Task prompt: Extract and list every line that contains the word "Married".

──────── Given data

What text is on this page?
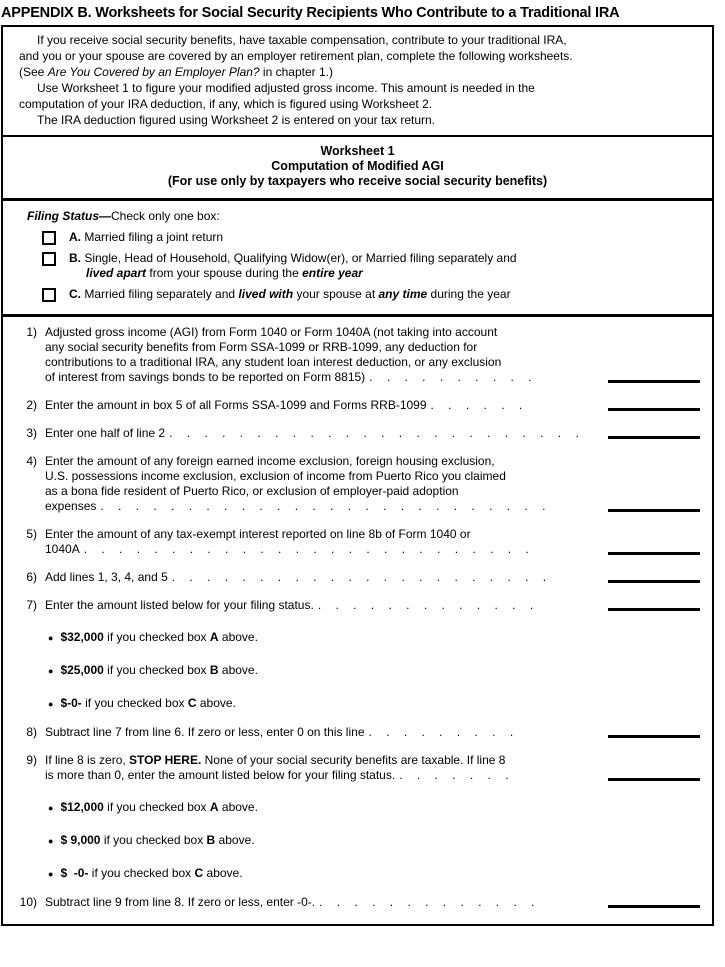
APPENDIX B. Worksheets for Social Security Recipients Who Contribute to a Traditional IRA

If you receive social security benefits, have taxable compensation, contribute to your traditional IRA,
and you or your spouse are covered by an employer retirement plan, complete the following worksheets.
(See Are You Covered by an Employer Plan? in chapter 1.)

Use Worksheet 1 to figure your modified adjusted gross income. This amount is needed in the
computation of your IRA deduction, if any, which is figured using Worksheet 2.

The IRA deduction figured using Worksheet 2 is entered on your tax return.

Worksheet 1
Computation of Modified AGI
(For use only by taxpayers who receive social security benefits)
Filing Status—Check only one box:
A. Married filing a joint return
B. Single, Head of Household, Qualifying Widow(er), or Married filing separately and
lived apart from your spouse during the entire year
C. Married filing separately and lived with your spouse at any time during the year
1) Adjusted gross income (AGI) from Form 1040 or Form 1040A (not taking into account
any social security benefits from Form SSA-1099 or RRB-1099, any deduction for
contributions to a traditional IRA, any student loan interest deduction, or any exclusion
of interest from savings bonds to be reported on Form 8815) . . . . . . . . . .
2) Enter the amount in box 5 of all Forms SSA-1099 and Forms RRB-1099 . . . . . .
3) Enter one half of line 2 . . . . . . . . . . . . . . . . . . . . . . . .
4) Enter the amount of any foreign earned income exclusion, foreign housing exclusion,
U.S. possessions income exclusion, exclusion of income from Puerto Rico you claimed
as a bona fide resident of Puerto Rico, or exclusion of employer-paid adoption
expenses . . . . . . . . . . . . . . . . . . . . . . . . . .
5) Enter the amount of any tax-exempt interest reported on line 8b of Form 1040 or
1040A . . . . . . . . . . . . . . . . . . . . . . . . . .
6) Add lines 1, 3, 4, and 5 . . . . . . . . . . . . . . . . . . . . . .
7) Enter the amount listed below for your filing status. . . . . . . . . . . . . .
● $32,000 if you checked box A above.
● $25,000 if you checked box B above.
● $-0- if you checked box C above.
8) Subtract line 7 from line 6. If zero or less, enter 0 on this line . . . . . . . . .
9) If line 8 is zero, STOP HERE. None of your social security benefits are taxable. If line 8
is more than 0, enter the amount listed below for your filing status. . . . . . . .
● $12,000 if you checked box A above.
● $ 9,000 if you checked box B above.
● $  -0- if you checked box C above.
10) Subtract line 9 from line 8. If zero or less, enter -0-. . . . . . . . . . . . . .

────────────────
──────── Given data

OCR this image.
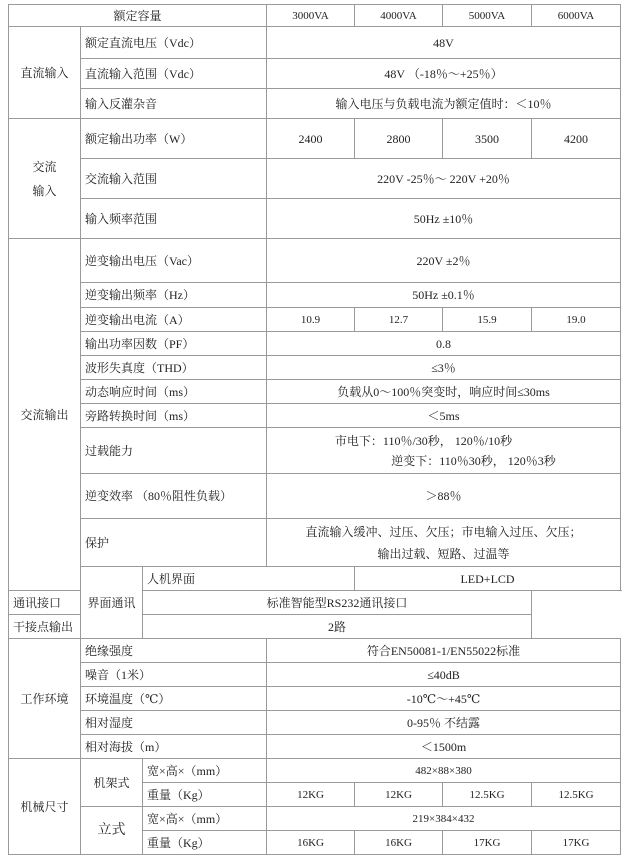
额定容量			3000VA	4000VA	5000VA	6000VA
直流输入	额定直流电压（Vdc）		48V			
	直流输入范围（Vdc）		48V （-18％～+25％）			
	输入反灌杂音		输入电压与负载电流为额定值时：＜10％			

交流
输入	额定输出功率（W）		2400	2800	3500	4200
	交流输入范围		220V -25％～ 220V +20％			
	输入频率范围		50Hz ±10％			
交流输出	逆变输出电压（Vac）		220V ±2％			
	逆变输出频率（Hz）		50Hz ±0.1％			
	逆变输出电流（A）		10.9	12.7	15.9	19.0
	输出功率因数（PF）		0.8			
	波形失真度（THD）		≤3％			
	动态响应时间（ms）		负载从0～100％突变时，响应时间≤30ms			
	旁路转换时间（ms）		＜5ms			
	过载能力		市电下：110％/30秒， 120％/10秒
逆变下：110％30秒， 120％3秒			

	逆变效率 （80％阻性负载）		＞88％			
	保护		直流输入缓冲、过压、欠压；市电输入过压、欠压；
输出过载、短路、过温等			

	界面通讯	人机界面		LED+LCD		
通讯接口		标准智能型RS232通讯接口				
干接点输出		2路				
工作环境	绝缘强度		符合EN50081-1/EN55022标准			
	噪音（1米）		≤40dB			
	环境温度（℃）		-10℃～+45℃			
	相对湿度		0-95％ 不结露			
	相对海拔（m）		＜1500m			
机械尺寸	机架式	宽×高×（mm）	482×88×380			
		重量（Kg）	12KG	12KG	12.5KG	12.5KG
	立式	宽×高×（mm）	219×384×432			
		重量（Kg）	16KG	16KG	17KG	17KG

────────────────

Task response:
A. Married filing a joint return
B. Single, Head of Household, Qualifying Widow(er), or Married filing separately and
C. Married filing separately and lived with your spouse at any time during the year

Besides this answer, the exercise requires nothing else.